▸ GOAL: A verbatim copy of the records is required, with all pictures left out.

▸ RECORDS FOR THE TASK:

○ ○ ○ ○ ○

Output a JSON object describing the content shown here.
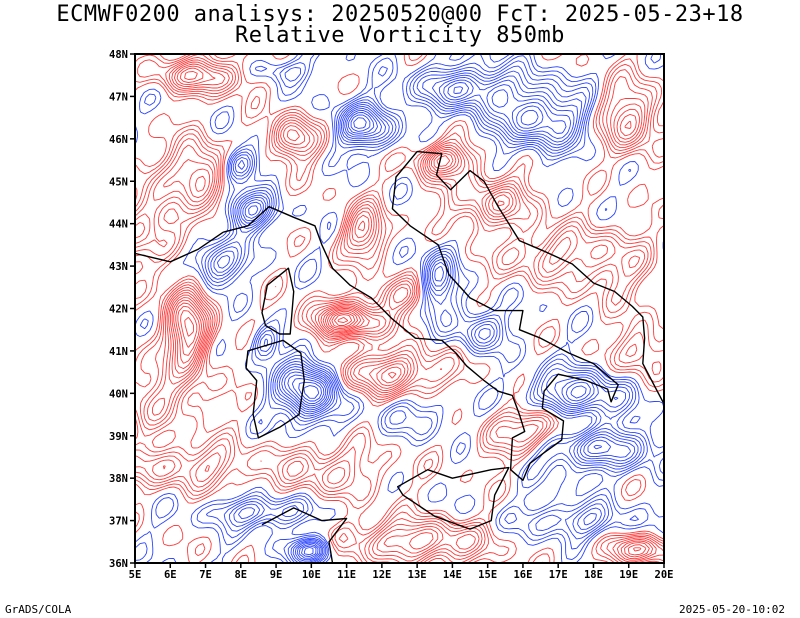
{
  "title": {
    "line1": "ECMWF0200 analisys: 20250520@00 FcT: 2025-05-23+18",
    "line2": "Relative Vorticity 850mb"
  },
  "footer": {
    "left": "GrADS/COLA",
    "right": "2025-05-20-10:02"
  },
  "map": {
    "lon_range": [
      5,
      20
    ],
    "lat_range": [
      36,
      48
    ],
    "lon_labels": [
      "5E",
      "6E",
      "7E",
      "8E",
      "9E",
      "10E",
      "11E",
      "12E",
      "13E",
      "14E",
      "15E",
      "16E",
      "17E",
      "18E",
      "19E",
      "20E"
    ],
    "lat_labels": [
      "36N",
      "37N",
      "38N",
      "39N",
      "40N",
      "41N",
      "42N",
      "43N",
      "44N",
      "45N",
      "46N",
      "47N",
      "48N"
    ],
    "colors": {
      "positive_contour": "#ff3a3a",
      "negative_contour": "#2a44ff",
      "coastline": "#000000",
      "border": "#000000"
    }
  }
}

○ ○ ○ ○ ○

▸ RESULT:
Output a JSON object describing the content shown here.
{
  "title": {
    "line1": "ECMWF0200 analisys: 20250520@00 FcT: 2025-05-23+18",
    "line2": "Relative Vorticity 850mb"
  },
  "footer": {
    "left": "GrADS/COLA",
    "right": "2025-05-20-10:02"
  },
  "map": {
    "lon_range": [
      5,
      20
    ],
    "lat_range": [
      36,
      48
    ],
    "lon_labels": [
      "5E",
      "6E",
      "7E",
      "8E",
      "9E",
      "10E",
      "11E",
      "12E",
      "13E",
      "14E",
      "15E",
      "16E",
      "17E",
      "18E",
      "19E",
      "20E"
    ],
    "lat_labels": [
      "36N",
      "37N",
      "38N",
      "39N",
      "40N",
      "41N",
      "42N",
      "43N",
      "44N",
      "45N",
      "46N",
      "47N",
      "48N"
    ],
    "colors": {
      "positive_contour": "#ff3a3a",
      "negative_contour": "#2a44ff",
      "coastline": "#000000",
      "border": "#000000"
    }
  }
}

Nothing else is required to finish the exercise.